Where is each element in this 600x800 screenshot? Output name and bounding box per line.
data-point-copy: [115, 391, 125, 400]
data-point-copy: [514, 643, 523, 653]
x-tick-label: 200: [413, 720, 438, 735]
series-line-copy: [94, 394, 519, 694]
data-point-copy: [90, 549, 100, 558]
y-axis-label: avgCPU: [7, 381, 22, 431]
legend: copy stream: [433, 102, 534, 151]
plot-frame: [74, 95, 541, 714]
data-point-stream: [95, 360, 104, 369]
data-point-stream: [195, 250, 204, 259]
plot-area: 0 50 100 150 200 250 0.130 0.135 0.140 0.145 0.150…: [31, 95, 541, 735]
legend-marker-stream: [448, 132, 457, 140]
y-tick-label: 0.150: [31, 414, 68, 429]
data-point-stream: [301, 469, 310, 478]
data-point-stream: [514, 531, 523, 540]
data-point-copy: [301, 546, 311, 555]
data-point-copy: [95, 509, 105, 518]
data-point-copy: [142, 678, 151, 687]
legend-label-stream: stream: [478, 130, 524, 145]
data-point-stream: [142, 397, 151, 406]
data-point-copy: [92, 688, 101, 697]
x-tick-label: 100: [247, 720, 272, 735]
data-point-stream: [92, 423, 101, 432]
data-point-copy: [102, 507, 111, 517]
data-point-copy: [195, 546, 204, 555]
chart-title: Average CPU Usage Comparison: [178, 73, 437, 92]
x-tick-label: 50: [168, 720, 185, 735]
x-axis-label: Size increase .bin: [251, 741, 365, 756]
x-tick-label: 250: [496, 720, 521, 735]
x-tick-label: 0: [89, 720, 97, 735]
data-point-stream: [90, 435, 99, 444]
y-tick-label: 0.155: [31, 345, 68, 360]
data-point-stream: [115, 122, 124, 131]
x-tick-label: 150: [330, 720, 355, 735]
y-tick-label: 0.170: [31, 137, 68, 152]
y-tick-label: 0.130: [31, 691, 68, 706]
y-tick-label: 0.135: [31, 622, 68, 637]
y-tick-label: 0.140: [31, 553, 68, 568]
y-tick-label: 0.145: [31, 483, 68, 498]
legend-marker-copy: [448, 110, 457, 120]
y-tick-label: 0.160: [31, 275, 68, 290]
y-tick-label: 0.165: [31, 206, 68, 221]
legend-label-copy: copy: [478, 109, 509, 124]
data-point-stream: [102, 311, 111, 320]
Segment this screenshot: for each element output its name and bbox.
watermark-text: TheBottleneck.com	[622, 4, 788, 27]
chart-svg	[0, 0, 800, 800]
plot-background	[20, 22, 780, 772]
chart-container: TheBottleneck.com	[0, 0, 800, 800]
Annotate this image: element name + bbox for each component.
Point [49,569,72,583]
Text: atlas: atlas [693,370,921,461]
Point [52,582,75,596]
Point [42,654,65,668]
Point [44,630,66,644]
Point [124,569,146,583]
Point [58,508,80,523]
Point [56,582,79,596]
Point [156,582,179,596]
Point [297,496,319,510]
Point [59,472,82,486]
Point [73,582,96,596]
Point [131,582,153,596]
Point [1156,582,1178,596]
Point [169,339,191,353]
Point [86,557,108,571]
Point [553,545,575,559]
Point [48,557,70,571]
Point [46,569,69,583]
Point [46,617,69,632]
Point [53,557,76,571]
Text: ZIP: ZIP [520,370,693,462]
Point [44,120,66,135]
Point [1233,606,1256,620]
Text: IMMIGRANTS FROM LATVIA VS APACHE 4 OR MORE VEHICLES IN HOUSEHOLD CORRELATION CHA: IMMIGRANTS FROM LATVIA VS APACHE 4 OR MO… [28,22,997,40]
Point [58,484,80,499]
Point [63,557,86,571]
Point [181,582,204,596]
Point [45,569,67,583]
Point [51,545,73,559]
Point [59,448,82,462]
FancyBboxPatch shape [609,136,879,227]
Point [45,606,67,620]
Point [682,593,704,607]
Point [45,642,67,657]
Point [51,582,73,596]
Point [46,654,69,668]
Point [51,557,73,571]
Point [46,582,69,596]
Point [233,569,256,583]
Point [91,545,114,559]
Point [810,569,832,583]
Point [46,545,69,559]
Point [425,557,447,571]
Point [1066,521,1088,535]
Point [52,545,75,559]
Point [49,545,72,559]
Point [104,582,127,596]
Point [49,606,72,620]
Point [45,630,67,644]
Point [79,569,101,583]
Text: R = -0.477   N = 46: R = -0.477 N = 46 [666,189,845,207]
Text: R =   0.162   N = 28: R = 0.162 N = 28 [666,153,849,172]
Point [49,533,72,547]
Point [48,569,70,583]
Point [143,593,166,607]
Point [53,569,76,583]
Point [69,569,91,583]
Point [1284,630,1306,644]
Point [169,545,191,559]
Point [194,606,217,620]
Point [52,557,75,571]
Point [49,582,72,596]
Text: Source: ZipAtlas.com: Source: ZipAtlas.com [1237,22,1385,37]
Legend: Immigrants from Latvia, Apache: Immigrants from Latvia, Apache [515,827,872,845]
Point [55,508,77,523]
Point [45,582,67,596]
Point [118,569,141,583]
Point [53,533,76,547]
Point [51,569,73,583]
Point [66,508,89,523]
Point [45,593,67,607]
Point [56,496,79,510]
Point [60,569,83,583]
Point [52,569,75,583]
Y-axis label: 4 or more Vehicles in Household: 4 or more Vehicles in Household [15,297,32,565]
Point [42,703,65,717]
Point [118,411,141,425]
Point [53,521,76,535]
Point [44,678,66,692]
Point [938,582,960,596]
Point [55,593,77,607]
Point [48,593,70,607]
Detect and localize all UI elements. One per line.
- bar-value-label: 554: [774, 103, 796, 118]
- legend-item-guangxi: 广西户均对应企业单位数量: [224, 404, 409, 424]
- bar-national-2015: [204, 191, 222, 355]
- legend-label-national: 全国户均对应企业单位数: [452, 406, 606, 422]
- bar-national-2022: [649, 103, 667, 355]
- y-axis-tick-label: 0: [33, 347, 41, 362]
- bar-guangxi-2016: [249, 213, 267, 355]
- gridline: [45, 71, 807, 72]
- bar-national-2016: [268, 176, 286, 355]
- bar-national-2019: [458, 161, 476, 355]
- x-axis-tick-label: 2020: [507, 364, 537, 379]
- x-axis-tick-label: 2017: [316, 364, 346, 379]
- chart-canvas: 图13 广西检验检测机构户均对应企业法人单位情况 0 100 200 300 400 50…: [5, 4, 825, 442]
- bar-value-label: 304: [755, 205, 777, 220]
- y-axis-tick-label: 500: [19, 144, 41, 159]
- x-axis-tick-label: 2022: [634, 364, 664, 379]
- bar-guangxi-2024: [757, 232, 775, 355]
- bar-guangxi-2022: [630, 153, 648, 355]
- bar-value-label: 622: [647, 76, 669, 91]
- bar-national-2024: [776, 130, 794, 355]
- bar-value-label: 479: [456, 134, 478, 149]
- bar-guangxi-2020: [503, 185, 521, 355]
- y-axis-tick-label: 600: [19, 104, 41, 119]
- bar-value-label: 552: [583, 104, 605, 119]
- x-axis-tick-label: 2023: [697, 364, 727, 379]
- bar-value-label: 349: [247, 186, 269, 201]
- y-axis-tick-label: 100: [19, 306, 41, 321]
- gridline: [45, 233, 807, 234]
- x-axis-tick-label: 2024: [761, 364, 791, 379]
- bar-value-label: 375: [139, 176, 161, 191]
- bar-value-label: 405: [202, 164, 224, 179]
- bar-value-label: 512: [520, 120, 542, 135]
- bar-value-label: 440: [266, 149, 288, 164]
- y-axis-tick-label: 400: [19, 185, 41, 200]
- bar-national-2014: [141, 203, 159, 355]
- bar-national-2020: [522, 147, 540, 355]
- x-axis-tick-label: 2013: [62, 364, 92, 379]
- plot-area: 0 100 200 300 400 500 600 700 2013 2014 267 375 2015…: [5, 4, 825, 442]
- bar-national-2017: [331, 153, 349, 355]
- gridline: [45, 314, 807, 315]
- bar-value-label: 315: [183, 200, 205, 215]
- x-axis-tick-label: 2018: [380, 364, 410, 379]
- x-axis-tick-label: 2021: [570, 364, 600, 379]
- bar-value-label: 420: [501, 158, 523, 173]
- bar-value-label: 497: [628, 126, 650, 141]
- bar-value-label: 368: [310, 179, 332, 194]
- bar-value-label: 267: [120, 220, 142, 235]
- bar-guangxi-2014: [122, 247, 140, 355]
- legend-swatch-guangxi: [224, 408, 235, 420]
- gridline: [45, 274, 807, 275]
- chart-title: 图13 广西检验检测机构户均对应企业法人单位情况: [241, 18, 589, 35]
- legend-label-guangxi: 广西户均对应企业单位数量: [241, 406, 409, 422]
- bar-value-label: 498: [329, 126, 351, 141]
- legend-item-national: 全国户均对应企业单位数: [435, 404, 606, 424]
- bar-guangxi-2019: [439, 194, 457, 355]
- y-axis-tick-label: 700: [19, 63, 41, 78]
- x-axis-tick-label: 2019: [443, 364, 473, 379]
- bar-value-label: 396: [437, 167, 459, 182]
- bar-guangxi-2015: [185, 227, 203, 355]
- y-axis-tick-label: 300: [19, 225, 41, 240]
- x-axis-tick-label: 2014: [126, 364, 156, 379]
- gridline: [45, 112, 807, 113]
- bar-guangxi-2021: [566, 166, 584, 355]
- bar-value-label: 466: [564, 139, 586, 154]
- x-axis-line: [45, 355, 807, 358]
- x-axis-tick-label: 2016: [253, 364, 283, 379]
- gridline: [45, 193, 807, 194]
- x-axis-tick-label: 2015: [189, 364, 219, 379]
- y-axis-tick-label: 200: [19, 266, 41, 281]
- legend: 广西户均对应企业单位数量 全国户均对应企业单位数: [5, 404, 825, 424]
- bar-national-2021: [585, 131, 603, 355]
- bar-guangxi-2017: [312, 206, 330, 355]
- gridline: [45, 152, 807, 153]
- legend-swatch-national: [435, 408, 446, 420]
-------------------------
WHAT THIS TASK INVOLVES:
Reproduce the items from the start through the line containing "data-point-copy: [195, 546, 204, 555]", inclusive, swapping "avgCPU" for "meanCPU" and leaving everything else unchanged.

REPLY:
Where is each element in this 600x800 screenshot? Output name and bounding box per line.
data-point-copy: [115, 391, 125, 400]
data-point-copy: [514, 643, 523, 653]
x-tick-label: 200: [413, 720, 438, 735]
series-line-copy: [94, 394, 519, 694]
data-point-copy: [90, 549, 100, 558]
y-axis-label: meanCPU: [7, 381, 22, 431]
legend: copy stream: [433, 102, 534, 151]
plot-frame: [74, 95, 541, 714]
data-point-stream: [95, 360, 104, 369]
data-point-stream: [195, 250, 204, 259]
plot-area: 0 50 100 150 200 250 0.130 0.135 0.140 0.145 0.150…: [31, 95, 541, 735]
legend-marker-stream: [448, 132, 457, 140]
y-tick-label: 0.150: [31, 414, 68, 429]
data-point-stream: [301, 469, 310, 478]
data-point-stream: [514, 531, 523, 540]
data-point-copy: [301, 546, 311, 555]
data-point-copy: [95, 509, 105, 518]
data-point-copy: [142, 678, 151, 687]
legend-label-stream: stream: [478, 130, 524, 145]
data-point-stream: [142, 397, 151, 406]
data-point-copy: [92, 688, 101, 697]
x-tick-label: 100: [247, 720, 272, 735]
data-point-stream: [92, 423, 101, 432]
data-point-copy: [102, 507, 111, 517]
data-point-copy: [195, 546, 204, 555]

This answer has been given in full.